++++ EXERCISE MATERIAL

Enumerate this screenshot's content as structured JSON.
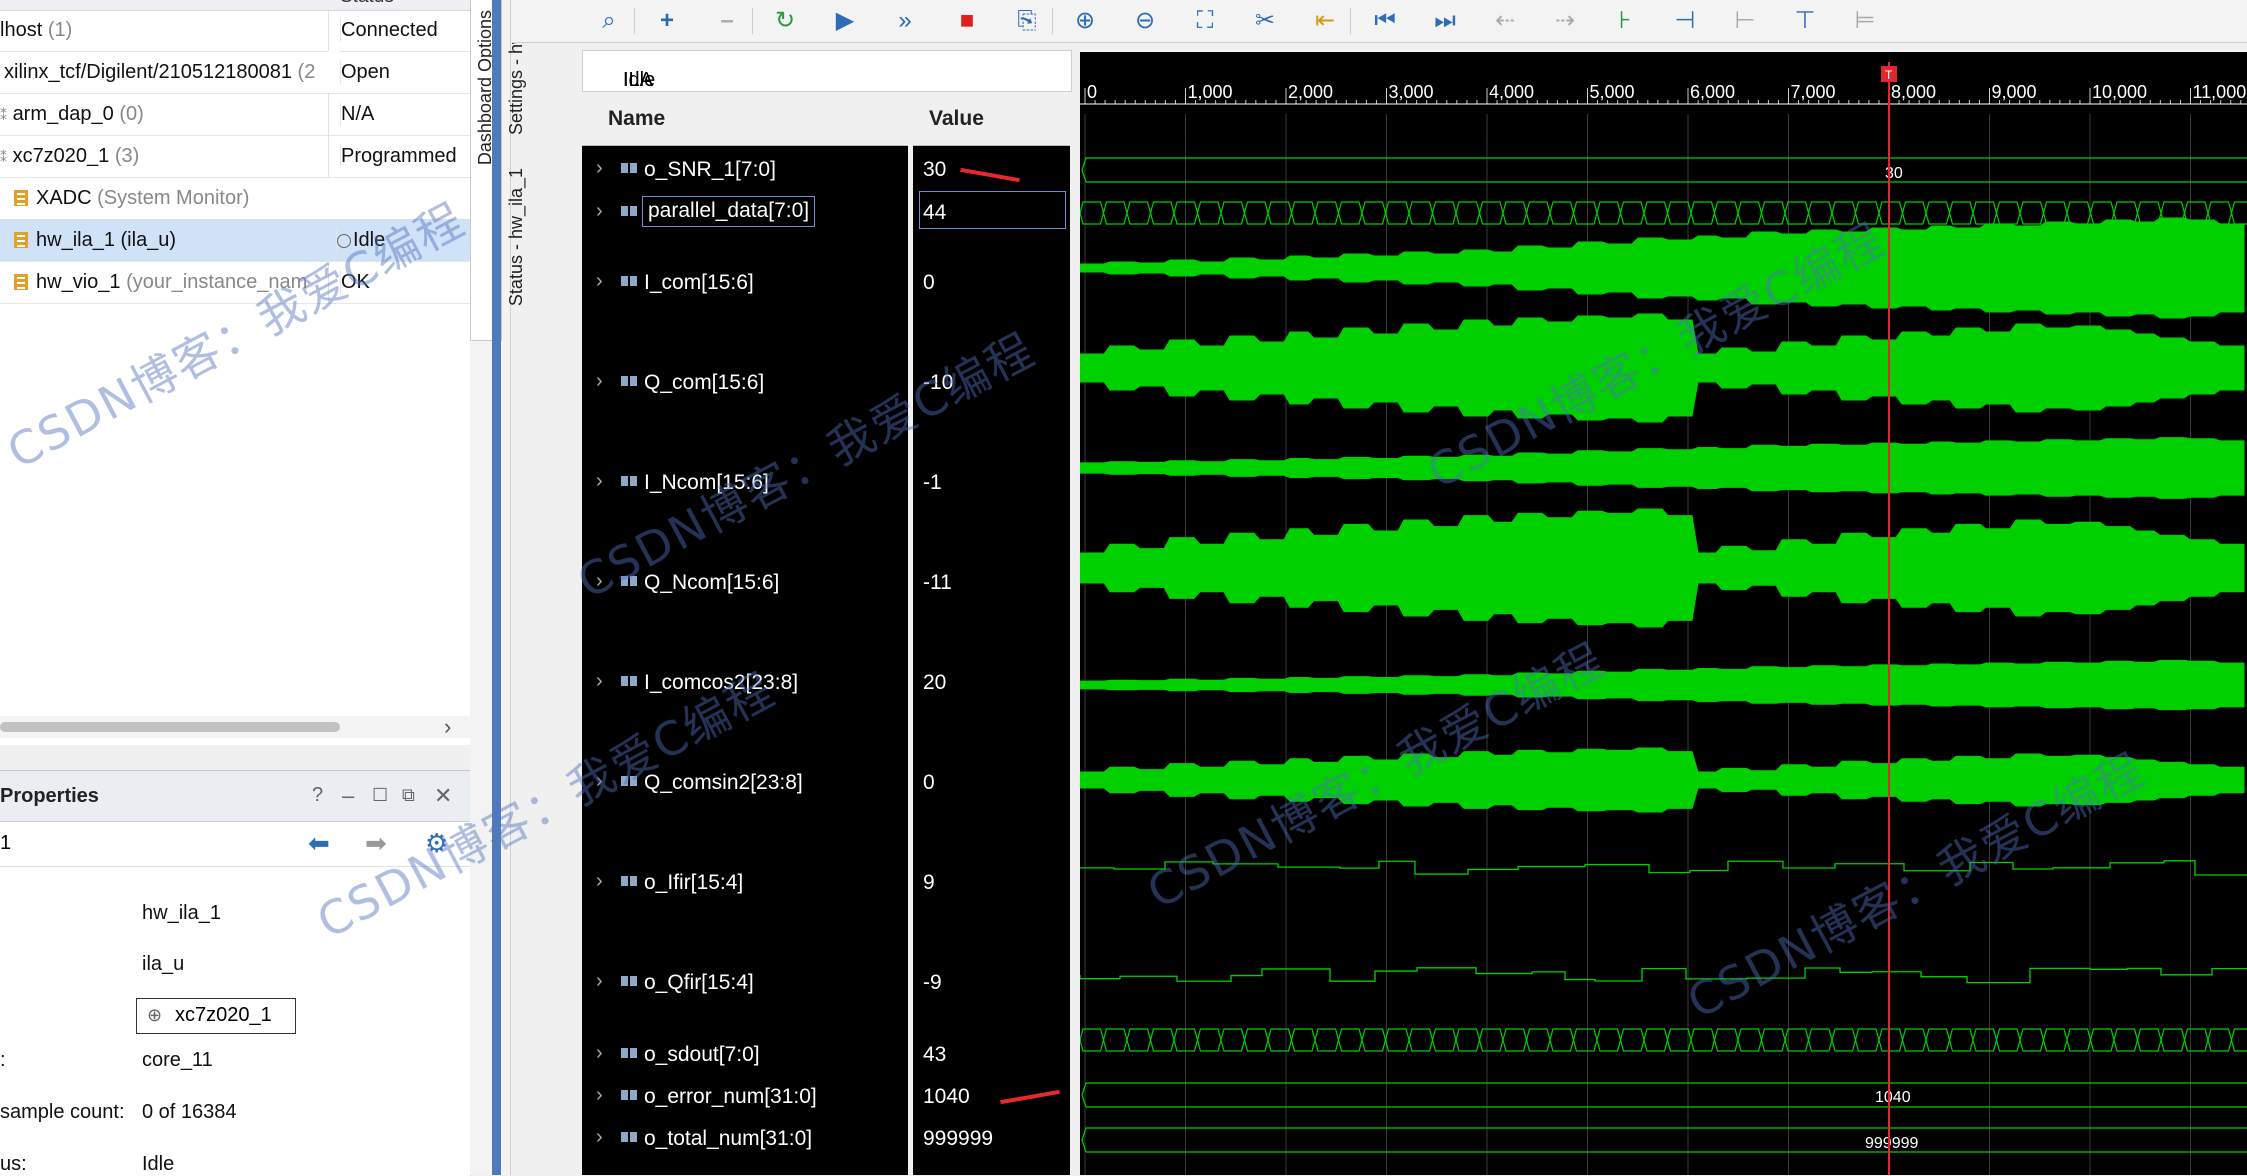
{
  "hardware": {
    "status_header": "Status",
    "rows": [
      {
        "name": "lhost",
        "count": "(1)",
        "status": "Connected",
        "indent": 0
      },
      {
        "name": "xilinx_tcf/Digilent/210512180081",
        "count": "",
        "status": "Open",
        "indent": 0
      },
      {
        "name": "arm_dap_0",
        "count": "(0)",
        "status": "N/A",
        "indent": 0
      },
      {
        "name": "xc7z020_1",
        "count": "(3)",
        "status": "Programmed",
        "indent": 0
      },
      {
        "name": "XADC",
        "count": "(System Monitor)",
        "status": "",
        "indent": 1
      },
      {
        "name": "hw_ila_1",
        "count": "(ila_u)",
        "status": "Idle",
        "indent": 1
      },
      {
        "name": "hw_vio_1",
        "count": "(your_instance_nam",
        "status": "OK",
        "indent": 1
      }
    ]
  },
  "properties": {
    "title": "Properties",
    "selected": "1",
    "rows": [
      {
        "label": "",
        "value": "hw_ila_1"
      },
      {
        "label": "",
        "value": "ila_u"
      },
      {
        "label": "",
        "value": "xc7z020_1"
      },
      {
        "label": ":",
        "value": "core_11"
      },
      {
        "label": "sample count:",
        "value": "0 of 16384"
      },
      {
        "label": "us:",
        "value": "Idle"
      }
    ]
  },
  "tabs": {
    "dashboard": "Dashboard Options",
    "settings": "Settings - hw_",
    "status": "Status - hw_ila_1"
  },
  "ila": {
    "status_label": "ILA Status:",
    "status_value": "Idle",
    "name_header": "Name",
    "value_header": "Value",
    "cursor_sample": 8000,
    "signals": [
      {
        "name": "o_SNR_1[7:0]",
        "value": "30"
      },
      {
        "name": "parallel_data[7:0]",
        "value": "44"
      },
      {
        "name": "I_com[15:6]",
        "value": "0"
      },
      {
        "name": "Q_com[15:6]",
        "value": "-10"
      },
      {
        "name": "I_Ncom[15:6]",
        "value": "-1"
      },
      {
        "name": "Q_Ncom[15:6]",
        "value": "-11"
      },
      {
        "name": "I_comcos2[23:8]",
        "value": "20"
      },
      {
        "name": "Q_comsin2[23:8]",
        "value": "0"
      },
      {
        "name": "o_Ifir[15:4]",
        "value": "9"
      },
      {
        "name": "o_Qfir[15:4]",
        "value": "-9"
      },
      {
        "name": "o_sdout[7:0]",
        "value": "43"
      },
      {
        "name": "o_error_num[31:0]",
        "value": "1040"
      },
      {
        "name": "o_total_num[31:0]",
        "value": "999999"
      }
    ],
    "ruler_ticks": [
      "0",
      "1,000",
      "2,000",
      "3,000",
      "4,000",
      "5,000",
      "6,000",
      "7,000",
      "8,000",
      "9,000",
      "10,000",
      "11,000"
    ],
    "bus_labels": {
      "snr": "30",
      "error": "1040",
      "total": "999999"
    }
  },
  "watermark": "CSDN博客：我爱C编程",
  "colors": {
    "wave": "#00d000",
    "cursor": "#e0282d",
    "accent": "#4f7bbd"
  }
}
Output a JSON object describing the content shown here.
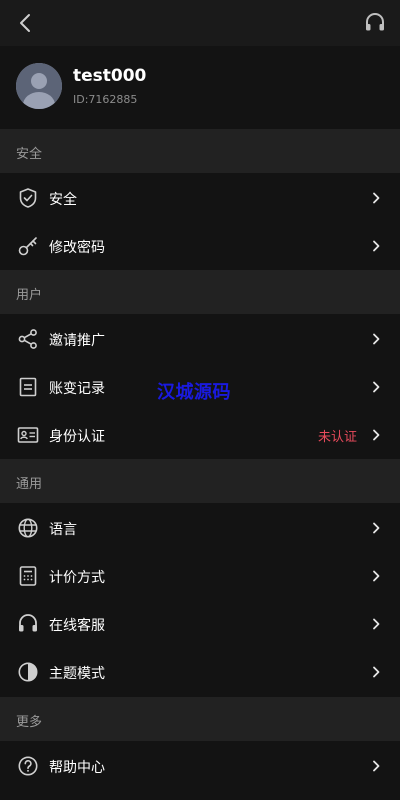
{
  "profile": {
    "username": "test000",
    "user_id": "ID:7162885"
  },
  "sections": {
    "security": "安全",
    "user": "用户",
    "general": "通用",
    "more": "更多"
  },
  "items": {
    "security": "安全",
    "change_password": "修改密码",
    "invite": "邀请推广",
    "account_log": "账变记录",
    "identity": "身份认证",
    "identity_status": "未认证",
    "language": "语言",
    "pricing": "计价方式",
    "support": "在线客服",
    "theme": "主题模式",
    "help": "帮助中心"
  },
  "watermark": "汉城源码",
  "colors": {
    "background": "#131313",
    "section_header": "#222222",
    "status_red": "#e84b5c",
    "watermark_blue": "#1a1ae0"
  },
  "icons": {
    "back": "chevron-left-icon",
    "headset": "headset-icon",
    "shield": "shield-check-icon",
    "key": "key-icon",
    "share": "share-icon",
    "document": "document-icon",
    "id_card": "id-card-icon",
    "globe": "globe-icon",
    "calculator": "calculator-icon",
    "theme": "half-circle-icon",
    "help": "question-circle-icon"
  }
}
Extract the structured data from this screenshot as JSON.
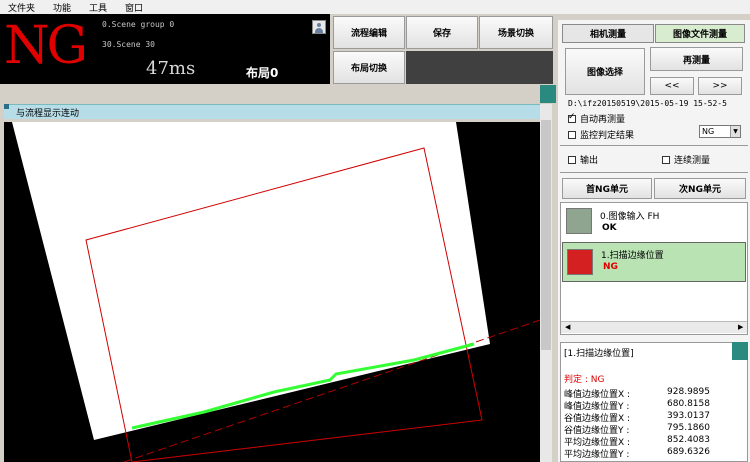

++++++++

WORK TO BE COMPLETED
Write out the listing word for word, omitting the pictures it holds.

COMPLETED TASK
Enumerate this screenshot's content as structured JSON.
{
  "hardware": {
    "status_header": "Status",
    "rows": [
      {
        "name": "lhost",
        "count": "(1)",
        "status": "Connected",
        "indent": 0
      },
      {
        "name": "xilinx_tcf/Digilent/210512180081",
        "count": "",
        "status": "Open",
        "indent": 0
      },
      {
        "name": "arm_dap_0",
        "count": "(0)",
        "status": "N/A",
        "indent": 0
      },
      {
        "name": "xc7z020_1",
        "count": "(3)",
        "status": "Programmed",
        "indent": 0
      },
      {
        "name": "XADC",
        "count": "(System Monitor)",
        "status": "",
        "indent": 1
      },
      {
        "name": "hw_ila_1",
        "count": "(ila_u)",
        "status": "Idle",
        "indent": 1
      },
      {
        "name": "hw_vio_1",
        "count": "(your_instance_nam",
        "status": "OK",
        "indent": 1
      }
    ]
  },
  "properties": {
    "title": "Properties",
    "selected": "1",
    "rows": [
      {
        "label": "",
        "value": "hw_ila_1"
      },
      {
        "label": "",
        "value": "ila_u"
      },
      {
        "label": "",
        "value": "xc7z020_1"
      },
      {
        "label": ":",
        "value": "core_11"
      },
      {
        "label": "sample count:",
        "value": "0 of 16384"
      },
      {
        "label": "us:",
        "value": "Idle"
      }
    ]
  },
  "tabs": {
    "dashboard": "Dashboard Options",
    "settings": "Settings - hw_",
    "status": "Status - hw_ila_1"
  },
  "ila": {
    "status_label": "ILA Status:",
    "status_value": "Idle",
    "name_header": "Name",
    "value_header": "Value",
    "cursor_sample": 8000,
    "signals": [
      {
        "name": "o_SNR_1[7:0]",
        "value": "30"
      },
      {
        "name": "parallel_data[7:0]",
        "value": "44"
      },
      {
        "name": "I_com[15:6]",
        "value": "0"
      },
      {
        "name": "Q_com[15:6]",
        "value": "-10"
      },
      {
        "name": "I_Ncom[15:6]",
        "value": "-1"
      },
      {
        "name": "Q_Ncom[15:6]",
        "value": "-11"
      },
      {
        "name": "I_comcos2[23:8]",
        "value": "20"
      },
      {
        "name": "Q_comsin2[23:8]",
        "value": "0"
      },
      {
        "name": "o_Ifir[15:4]",
        "value": "9"
      },
      {
        "name": "o_Qfir[15:4]",
        "value": "-9"
      },
      {
        "name": "o_sdout[7:0]",
        "value": "43"
      },
      {
        "name": "o_error_num[31:0]",
        "value": "1040"
      },
      {
        "name": "o_total_num[31:0]",
        "value": "999999"
      }
    ],
    "ruler_ticks": [
      "0",
      "1,000",
      "2,000",
      "3,000",
      "4,000",
      "5,000",
      "6,000",
      "7,000",
      "8,000",
      "9,000",
      "10,000",
      "11,000"
    ],
    "bus_labels": {
      "snr": "30",
      "error": "1040",
      "total": "999999"
    }
  },
  "watermark": "CSDN博客：我爱C编程",
  "colors": {
    "wave": "#00d000",
    "cursor": "#e0282d",
    "accent": "#4f7bbd"
  }
}
Output a JSON object describing the content shown here.
{
  "profile": {
    "username": "test000",
    "user_id": "ID:7162885"
  },
  "sections": {
    "security": "安全",
    "user": "用户",
    "general": "通用",
    "more": "更多"
  },
  "items": {
    "security": "安全",
    "change_password": "修改密码",
    "invite": "邀请推广",
    "account_log": "账变记录",
    "identity": "身份认证",
    "identity_status": "未认证",
    "language": "语言",
    "pricing": "计价方式",
    "support": "在线客服",
    "theme": "主题模式",
    "help": "帮助中心"
  },
  "watermark": "汉城源码",
  "colors": {
    "background": "#131313",
    "section_header": "#222222",
    "status_red": "#e84b5c",
    "watermark_blue": "#1a1ae0"
  },
  "icons": {
    "back": "chevron-left-icon",
    "headset": "headset-icon",
    "shield": "shield-check-icon",
    "key": "key-icon",
    "share": "share-icon",
    "document": "document-icon",
    "id_card": "id-card-icon",
    "globe": "globe-icon",
    "calculator": "calculator-icon",
    "theme": "half-circle-icon",
    "help": "question-circle-icon"
  }
}
Extract the structured data from this screenshot as JSON.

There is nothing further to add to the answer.